* **Work to complete**: Reproduce every line of the following items verbatim, with no changes.

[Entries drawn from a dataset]
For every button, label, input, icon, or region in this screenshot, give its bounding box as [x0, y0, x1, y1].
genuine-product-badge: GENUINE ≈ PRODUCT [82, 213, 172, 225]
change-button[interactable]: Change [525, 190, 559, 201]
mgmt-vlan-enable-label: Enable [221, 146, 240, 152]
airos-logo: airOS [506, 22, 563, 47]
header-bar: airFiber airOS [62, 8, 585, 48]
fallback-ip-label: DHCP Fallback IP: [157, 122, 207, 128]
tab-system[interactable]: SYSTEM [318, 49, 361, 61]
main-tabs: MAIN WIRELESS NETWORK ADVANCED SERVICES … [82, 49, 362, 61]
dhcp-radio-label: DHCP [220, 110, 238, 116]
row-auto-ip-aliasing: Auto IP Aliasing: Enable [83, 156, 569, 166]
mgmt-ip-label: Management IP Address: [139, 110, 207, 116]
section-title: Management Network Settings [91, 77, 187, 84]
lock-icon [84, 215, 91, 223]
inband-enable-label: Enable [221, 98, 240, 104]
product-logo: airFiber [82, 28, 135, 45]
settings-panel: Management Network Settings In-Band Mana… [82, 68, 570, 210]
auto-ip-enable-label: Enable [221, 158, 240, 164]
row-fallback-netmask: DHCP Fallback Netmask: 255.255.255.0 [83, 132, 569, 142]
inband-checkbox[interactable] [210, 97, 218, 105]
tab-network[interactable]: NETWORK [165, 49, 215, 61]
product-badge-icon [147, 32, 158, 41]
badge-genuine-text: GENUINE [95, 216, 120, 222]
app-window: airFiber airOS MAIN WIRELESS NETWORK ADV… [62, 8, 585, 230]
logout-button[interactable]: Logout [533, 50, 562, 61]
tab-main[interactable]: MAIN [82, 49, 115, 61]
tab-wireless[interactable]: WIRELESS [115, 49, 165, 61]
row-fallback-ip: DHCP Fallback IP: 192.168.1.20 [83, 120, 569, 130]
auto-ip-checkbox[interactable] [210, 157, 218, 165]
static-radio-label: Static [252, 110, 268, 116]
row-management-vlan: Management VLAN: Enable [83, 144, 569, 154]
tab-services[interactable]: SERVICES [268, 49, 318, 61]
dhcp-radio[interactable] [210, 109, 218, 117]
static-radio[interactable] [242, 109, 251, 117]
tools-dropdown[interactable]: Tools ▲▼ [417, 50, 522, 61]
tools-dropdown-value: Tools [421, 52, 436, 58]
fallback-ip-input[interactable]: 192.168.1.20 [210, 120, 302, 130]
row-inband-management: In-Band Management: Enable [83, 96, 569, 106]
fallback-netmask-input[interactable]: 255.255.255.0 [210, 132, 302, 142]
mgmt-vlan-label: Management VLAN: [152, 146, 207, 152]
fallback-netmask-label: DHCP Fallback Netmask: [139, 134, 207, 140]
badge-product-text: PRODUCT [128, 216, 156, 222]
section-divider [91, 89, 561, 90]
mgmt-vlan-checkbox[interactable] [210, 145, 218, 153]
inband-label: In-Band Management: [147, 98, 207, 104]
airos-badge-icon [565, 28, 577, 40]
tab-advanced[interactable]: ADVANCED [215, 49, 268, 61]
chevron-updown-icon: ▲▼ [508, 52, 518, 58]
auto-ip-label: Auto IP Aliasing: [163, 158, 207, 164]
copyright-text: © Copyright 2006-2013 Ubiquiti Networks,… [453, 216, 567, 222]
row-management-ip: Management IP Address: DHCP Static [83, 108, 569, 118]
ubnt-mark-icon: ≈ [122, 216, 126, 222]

* **Task output**:
For every button, label, input, icon, or region in this screenshot, give its bounding box as [x0, y0, x1, y1].
genuine-product-badge: GENUINE ≈ PRODUCT [82, 213, 172, 225]
change-button[interactable]: Change [525, 190, 559, 201]
mgmt-vlan-enable-label: Enable [221, 146, 240, 152]
airos-logo: airOS [506, 22, 563, 47]
header-bar: airFiber airOS [62, 8, 585, 48]
fallback-ip-label: DHCP Fallback IP: [157, 122, 207, 128]
tab-system[interactable]: SYSTEM [318, 49, 361, 61]
main-tabs: MAIN WIRELESS NETWORK ADVANCED SERVICES … [82, 49, 362, 61]
dhcp-radio-label: DHCP [220, 110, 238, 116]
row-auto-ip-aliasing: Auto IP Aliasing: Enable [83, 156, 569, 166]
mgmt-ip-label: Management IP Address: [139, 110, 207, 116]
section-title: Management Network Settings [91, 77, 187, 84]
lock-icon [84, 215, 91, 223]
inband-enable-label: Enable [221, 98, 240, 104]
product-logo: airFiber [82, 28, 135, 45]
settings-panel: Management Network Settings In-Band Mana… [82, 68, 570, 210]
auto-ip-enable-label: Enable [221, 158, 240, 164]
row-fallback-netmask: DHCP Fallback Netmask: 255.255.255.0 [83, 132, 569, 142]
inband-checkbox[interactable] [210, 97, 218, 105]
tab-network[interactable]: NETWORK [165, 49, 215, 61]
product-badge-icon [147, 32, 158, 41]
badge-genuine-text: GENUINE [95, 216, 120, 222]
app-window: airFiber airOS MAIN WIRELESS NETWORK ADV… [62, 8, 585, 230]
logout-button[interactable]: Logout [533, 50, 562, 61]
tab-main[interactable]: MAIN [82, 49, 115, 61]
tab-wireless[interactable]: WIRELESS [115, 49, 165, 61]
row-fallback-ip: DHCP Fallback IP: 192.168.1.20 [83, 120, 569, 130]
auto-ip-checkbox[interactable] [210, 157, 218, 165]
static-radio-label: Static [252, 110, 268, 116]
row-management-vlan: Management VLAN: Enable [83, 144, 569, 154]
tab-services[interactable]: SERVICES [268, 49, 318, 61]
dhcp-radio[interactable] [210, 109, 218, 117]
static-radio[interactable] [242, 109, 251, 117]
tools-dropdown[interactable]: Tools ▲▼ [417, 50, 522, 61]
tools-dropdown-value: Tools [421, 52, 436, 58]
fallback-ip-input[interactable]: 192.168.1.20 [210, 120, 302, 130]
row-inband-management: In-Band Management: Enable [83, 96, 569, 106]
fallback-netmask-input[interactable]: 255.255.255.0 [210, 132, 302, 142]
mgmt-vlan-label: Management VLAN: [152, 146, 207, 152]
fallback-netmask-label: DHCP Fallback Netmask: [139, 134, 207, 140]
badge-product-text: PRODUCT [128, 216, 156, 222]
section-divider [91, 89, 561, 90]
mgmt-vlan-checkbox[interactable] [210, 145, 218, 153]
inband-label: In-Band Management: [147, 98, 207, 104]
airos-badge-icon [565, 28, 577, 40]
tab-advanced[interactable]: ADVANCED [215, 49, 268, 61]
chevron-updown-icon: ▲▼ [508, 52, 518, 58]
auto-ip-label: Auto IP Aliasing: [163, 158, 207, 164]
copyright-text: © Copyright 2006-2013 Ubiquiti Networks,… [453, 216, 567, 222]
row-management-ip: Management IP Address: DHCP Static [83, 108, 569, 118]
ubnt-mark-icon: ≈ [122, 216, 126, 222]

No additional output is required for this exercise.